Return the records that follow unaltered. Omit every picture.

## Data listing
###
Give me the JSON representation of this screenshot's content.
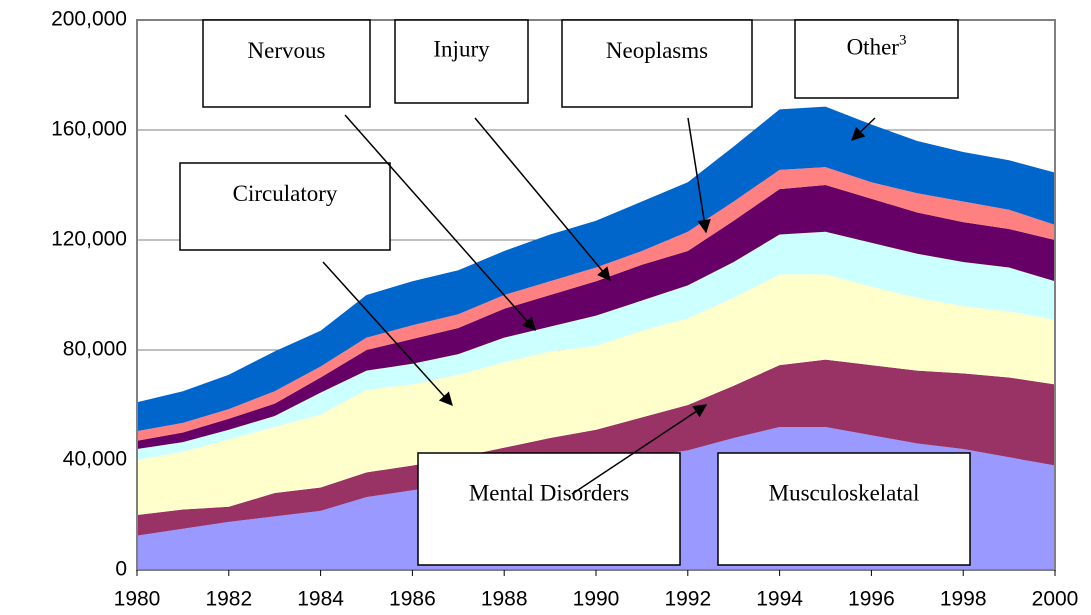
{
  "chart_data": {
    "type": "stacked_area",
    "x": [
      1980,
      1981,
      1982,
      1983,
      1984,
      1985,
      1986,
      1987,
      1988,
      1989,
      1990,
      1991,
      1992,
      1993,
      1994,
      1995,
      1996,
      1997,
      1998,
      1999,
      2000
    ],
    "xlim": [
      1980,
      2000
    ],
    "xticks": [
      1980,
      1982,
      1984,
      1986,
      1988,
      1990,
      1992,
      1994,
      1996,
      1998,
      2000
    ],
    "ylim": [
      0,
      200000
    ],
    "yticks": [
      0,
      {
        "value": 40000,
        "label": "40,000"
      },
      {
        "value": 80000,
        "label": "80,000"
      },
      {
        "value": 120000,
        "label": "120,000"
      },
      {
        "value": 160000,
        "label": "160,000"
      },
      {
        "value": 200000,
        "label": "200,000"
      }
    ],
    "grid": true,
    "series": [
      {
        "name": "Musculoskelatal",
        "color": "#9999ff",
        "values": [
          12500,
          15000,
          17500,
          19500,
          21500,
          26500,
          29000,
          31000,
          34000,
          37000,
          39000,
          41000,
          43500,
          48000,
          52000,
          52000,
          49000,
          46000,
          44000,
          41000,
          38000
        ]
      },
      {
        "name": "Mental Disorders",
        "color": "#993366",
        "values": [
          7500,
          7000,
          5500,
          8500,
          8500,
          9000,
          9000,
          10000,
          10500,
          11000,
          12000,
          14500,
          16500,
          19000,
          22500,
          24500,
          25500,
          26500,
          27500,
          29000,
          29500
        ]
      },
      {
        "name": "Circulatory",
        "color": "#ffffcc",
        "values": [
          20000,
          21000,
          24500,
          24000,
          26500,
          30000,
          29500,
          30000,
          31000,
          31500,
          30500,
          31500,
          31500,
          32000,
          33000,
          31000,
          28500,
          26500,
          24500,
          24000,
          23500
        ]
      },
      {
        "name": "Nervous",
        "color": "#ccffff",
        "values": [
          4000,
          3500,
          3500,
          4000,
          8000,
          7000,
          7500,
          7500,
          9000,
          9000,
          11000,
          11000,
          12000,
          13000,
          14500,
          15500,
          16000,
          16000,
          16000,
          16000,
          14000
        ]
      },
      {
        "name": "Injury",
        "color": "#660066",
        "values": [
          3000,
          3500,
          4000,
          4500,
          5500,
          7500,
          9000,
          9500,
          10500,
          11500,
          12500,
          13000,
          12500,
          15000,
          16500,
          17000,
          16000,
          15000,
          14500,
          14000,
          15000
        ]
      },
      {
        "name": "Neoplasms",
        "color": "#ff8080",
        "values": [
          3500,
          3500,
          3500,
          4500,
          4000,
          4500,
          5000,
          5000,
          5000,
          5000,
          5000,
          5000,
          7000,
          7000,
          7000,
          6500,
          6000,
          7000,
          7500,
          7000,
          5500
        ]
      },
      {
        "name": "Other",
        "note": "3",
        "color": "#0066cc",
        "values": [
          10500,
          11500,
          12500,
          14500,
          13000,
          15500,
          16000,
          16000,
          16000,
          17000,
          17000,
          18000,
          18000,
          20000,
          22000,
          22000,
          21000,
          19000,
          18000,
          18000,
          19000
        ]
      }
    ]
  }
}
###
## Task output
Give me the JSON representation of this screenshot's content.
{
  "chart_data": {
    "type": "stacked_area",
    "x": [
      1980,
      1981,
      1982,
      1983,
      1984,
      1985,
      1986,
      1987,
      1988,
      1989,
      1990,
      1991,
      1992,
      1993,
      1994,
      1995,
      1996,
      1997,
      1998,
      1999,
      2000
    ],
    "xlim": [
      1980,
      2000
    ],
    "xticks": [
      1980,
      1982,
      1984,
      1986,
      1988,
      1990,
      1992,
      1994,
      1996,
      1998,
      2000
    ],
    "ylim": [
      0,
      200000
    ],
    "yticks": [
      0,
      {
        "value": 40000,
        "label": "40,000"
      },
      {
        "value": 80000,
        "label": "80,000"
      },
      {
        "value": 120000,
        "label": "120,000"
      },
      {
        "value": 160000,
        "label": "160,000"
      },
      {
        "value": 200000,
        "label": "200,000"
      }
    ],
    "grid": true,
    "series": [
      {
        "name": "Musculoskelatal",
        "color": "#9999ff",
        "values": [
          12500,
          15000,
          17500,
          19500,
          21500,
          26500,
          29000,
          31000,
          34000,
          37000,
          39000,
          41000,
          43500,
          48000,
          52000,
          52000,
          49000,
          46000,
          44000,
          41000,
          38000
        ]
      },
      {
        "name": "Mental Disorders",
        "color": "#993366",
        "values": [
          7500,
          7000,
          5500,
          8500,
          8500,
          9000,
          9000,
          10000,
          10500,
          11000,
          12000,
          14500,
          16500,
          19000,
          22500,
          24500,
          25500,
          26500,
          27500,
          29000,
          29500
        ]
      },
      {
        "name": "Circulatory",
        "color": "#ffffcc",
        "values": [
          20000,
          21000,
          24500,
          24000,
          26500,
          30000,
          29500,
          30000,
          31000,
          31500,
          30500,
          31500,
          31500,
          32000,
          33000,
          31000,
          28500,
          26500,
          24500,
          24000,
          23500
        ]
      },
      {
        "name": "Nervous",
        "color": "#ccffff",
        "values": [
          4000,
          3500,
          3500,
          4000,
          8000,
          7000,
          7500,
          7500,
          9000,
          9000,
          11000,
          11000,
          12000,
          13000,
          14500,
          15500,
          16000,
          16000,
          16000,
          16000,
          14000
        ]
      },
      {
        "name": "Injury",
        "color": "#660066",
        "values": [
          3000,
          3500,
          4000,
          4500,
          5500,
          7500,
          9000,
          9500,
          10500,
          11500,
          12500,
          13000,
          12500,
          15000,
          16500,
          17000,
          16000,
          15000,
          14500,
          14000,
          15000
        ]
      },
      {
        "name": "Neoplasms",
        "color": "#ff8080",
        "values": [
          3500,
          3500,
          3500,
          4500,
          4000,
          4500,
          5000,
          5000,
          5000,
          5000,
          5000,
          5000,
          7000,
          7000,
          7000,
          6500,
          6000,
          7000,
          7500,
          7000,
          5500
        ]
      },
      {
        "name": "Other",
        "note": "3",
        "color": "#0066cc",
        "values": [
          10500,
          11500,
          12500,
          14500,
          13000,
          15500,
          16000,
          16000,
          16000,
          17000,
          17000,
          18000,
          18000,
          20000,
          22000,
          22000,
          21000,
          19000,
          18000,
          18000,
          19000
        ]
      }
    ]
  }
}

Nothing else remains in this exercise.